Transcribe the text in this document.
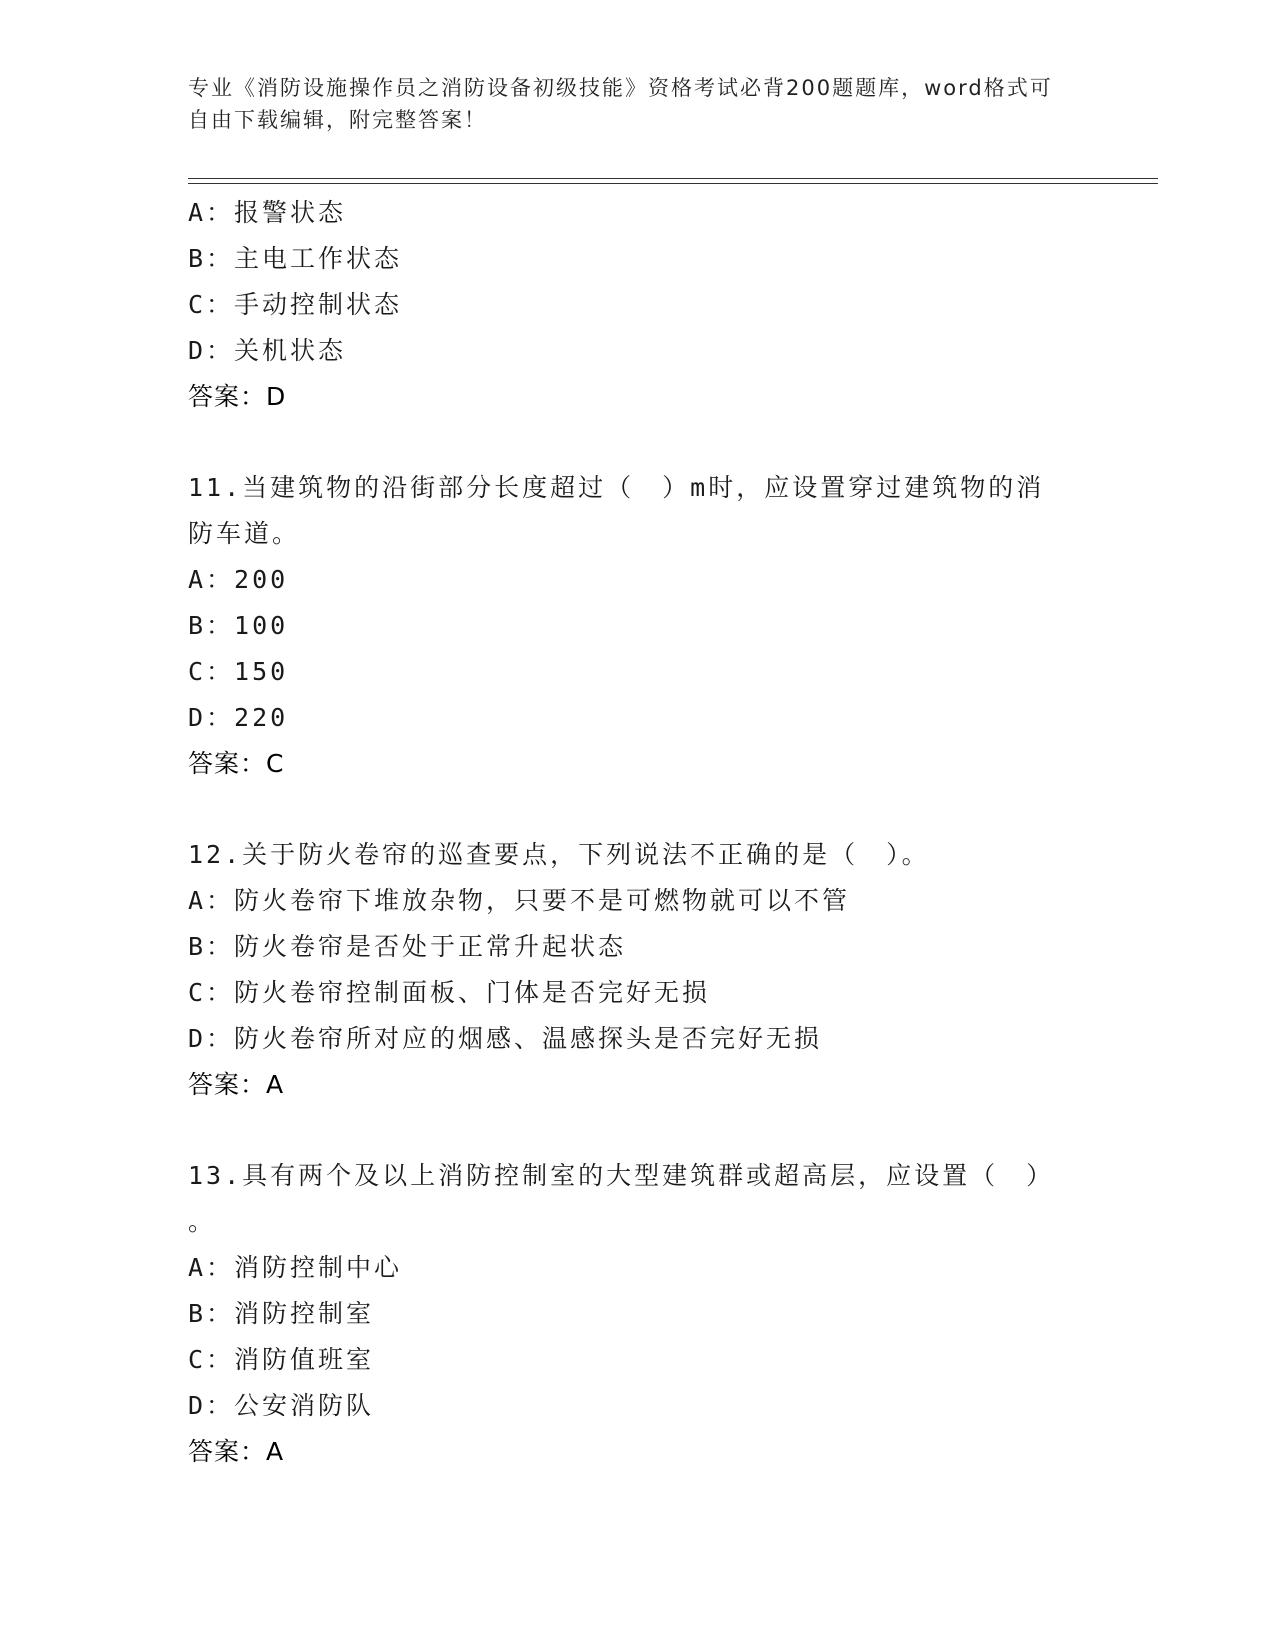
专业《消防设施操作员之消防设备初级技能》资格考试必背200题题库，word格式可自由下载编辑，附完整答案！
A：报警状态
B：主电工作状态
C：手动控制状态
D：关机状态
答案：D
11.当建筑物的沿街部分长度超过（　）m时，应设置穿过建筑物的消防车道。
A：200
B：100
C：150
D：220
答案：C
12.关于防火卷帘的巡查要点，下列说法不正确的是（　）。
A：防火卷帘下堆放杂物，只要不是可燃物就可以不管
B：防火卷帘是否处于正常升起状态
C：防火卷帘控制面板、门体是否完好无损
D：防火卷帘所对应的烟感、温感探头是否完好无损
答案：A
13.具有两个及以上消防控制室的大型建筑群或超高层，应设置（　）
。
A：消防控制中心
B：消防控制室
C：消防值班室
D：公安消防队
答案：A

+ + + + +

* [Task statement]: Print out the whole of the material word for word, without pictures.

* [Task result]:
Transcribe the text in this document.
专业《消防设施操作员之消防设备初级技能》资格考试必背200题题库，word格式可自由下载编辑，附完整答案！
A：报警状态
B：主电工作状态
C：手动控制状态
D：关机状态
答案：D
11.当建筑物的沿街部分长度超过（　）m时，应设置穿过建筑物的消防车道。
A：200
B：100
C：150
D：220
答案：C
12.关于防火卷帘的巡查要点，下列说法不正确的是（　）。
A：防火卷帘下堆放杂物，只要不是可燃物就可以不管
B：防火卷帘是否处于正常升起状态
C：防火卷帘控制面板、门体是否完好无损
D：防火卷帘所对应的烟感、温感探头是否完好无损
答案：A
13.具有两个及以上消防控制室的大型建筑群或超高层，应设置（　）
。
A：消防控制中心
B：消防控制室
C：消防值班室
D：公安消防队
答案：A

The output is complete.